> **WRITTEN PROBLEM**: Copy down every line where the string "name" shows up.

> **STORED RECORDS**:
* start *

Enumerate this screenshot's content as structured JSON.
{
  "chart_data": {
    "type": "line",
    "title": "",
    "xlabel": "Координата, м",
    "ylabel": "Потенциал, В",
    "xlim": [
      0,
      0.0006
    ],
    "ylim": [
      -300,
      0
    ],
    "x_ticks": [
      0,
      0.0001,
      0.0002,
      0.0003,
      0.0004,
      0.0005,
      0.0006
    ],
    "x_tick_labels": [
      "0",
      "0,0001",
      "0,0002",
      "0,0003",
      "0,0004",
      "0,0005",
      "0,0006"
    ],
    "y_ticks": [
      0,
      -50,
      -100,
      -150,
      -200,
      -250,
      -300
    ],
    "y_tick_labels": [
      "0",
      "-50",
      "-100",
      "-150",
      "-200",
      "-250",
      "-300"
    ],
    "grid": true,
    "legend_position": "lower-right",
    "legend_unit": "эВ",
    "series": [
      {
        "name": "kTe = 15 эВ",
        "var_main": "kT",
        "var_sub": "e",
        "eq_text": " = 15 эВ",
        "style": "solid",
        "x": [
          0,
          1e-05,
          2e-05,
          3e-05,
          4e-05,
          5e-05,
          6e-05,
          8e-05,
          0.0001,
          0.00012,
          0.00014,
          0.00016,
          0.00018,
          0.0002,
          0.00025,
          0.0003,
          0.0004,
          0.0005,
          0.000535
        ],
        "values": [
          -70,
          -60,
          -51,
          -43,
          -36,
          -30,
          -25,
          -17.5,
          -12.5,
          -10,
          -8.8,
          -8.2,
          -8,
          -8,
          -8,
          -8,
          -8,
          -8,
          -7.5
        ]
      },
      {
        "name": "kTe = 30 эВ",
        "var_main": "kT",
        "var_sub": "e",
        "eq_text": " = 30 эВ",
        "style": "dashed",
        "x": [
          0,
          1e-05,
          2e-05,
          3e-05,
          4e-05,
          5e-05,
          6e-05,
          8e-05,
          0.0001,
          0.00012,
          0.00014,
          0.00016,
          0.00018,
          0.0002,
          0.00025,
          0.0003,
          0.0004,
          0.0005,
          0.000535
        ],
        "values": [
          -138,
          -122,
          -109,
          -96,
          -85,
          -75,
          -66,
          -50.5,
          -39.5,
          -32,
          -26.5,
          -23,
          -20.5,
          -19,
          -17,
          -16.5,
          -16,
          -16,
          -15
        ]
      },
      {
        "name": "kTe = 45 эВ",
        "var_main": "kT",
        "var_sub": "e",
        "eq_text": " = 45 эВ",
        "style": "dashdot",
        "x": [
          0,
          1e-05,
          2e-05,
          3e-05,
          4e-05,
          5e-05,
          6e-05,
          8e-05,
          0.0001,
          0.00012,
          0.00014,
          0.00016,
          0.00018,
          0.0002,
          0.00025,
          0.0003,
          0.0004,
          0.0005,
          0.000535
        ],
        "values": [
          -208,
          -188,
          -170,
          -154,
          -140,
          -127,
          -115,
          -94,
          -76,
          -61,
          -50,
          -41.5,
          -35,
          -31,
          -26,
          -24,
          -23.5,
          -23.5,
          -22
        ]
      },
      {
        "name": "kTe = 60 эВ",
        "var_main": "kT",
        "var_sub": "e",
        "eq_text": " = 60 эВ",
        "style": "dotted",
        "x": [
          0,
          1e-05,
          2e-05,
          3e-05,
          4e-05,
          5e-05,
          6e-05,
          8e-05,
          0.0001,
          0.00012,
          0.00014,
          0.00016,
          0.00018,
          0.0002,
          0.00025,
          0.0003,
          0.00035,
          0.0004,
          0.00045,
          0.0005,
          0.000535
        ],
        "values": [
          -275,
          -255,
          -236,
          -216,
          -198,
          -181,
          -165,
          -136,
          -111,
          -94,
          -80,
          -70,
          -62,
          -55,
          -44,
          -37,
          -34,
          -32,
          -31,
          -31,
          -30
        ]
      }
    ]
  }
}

* end *

> **WRITTEN RESPONSE**:
        "name": "kTe = 15 эВ",
        "name": "kTe = 30 эВ",
        "name": "kTe = 45 эВ",
        "name": "kTe = 60 эВ",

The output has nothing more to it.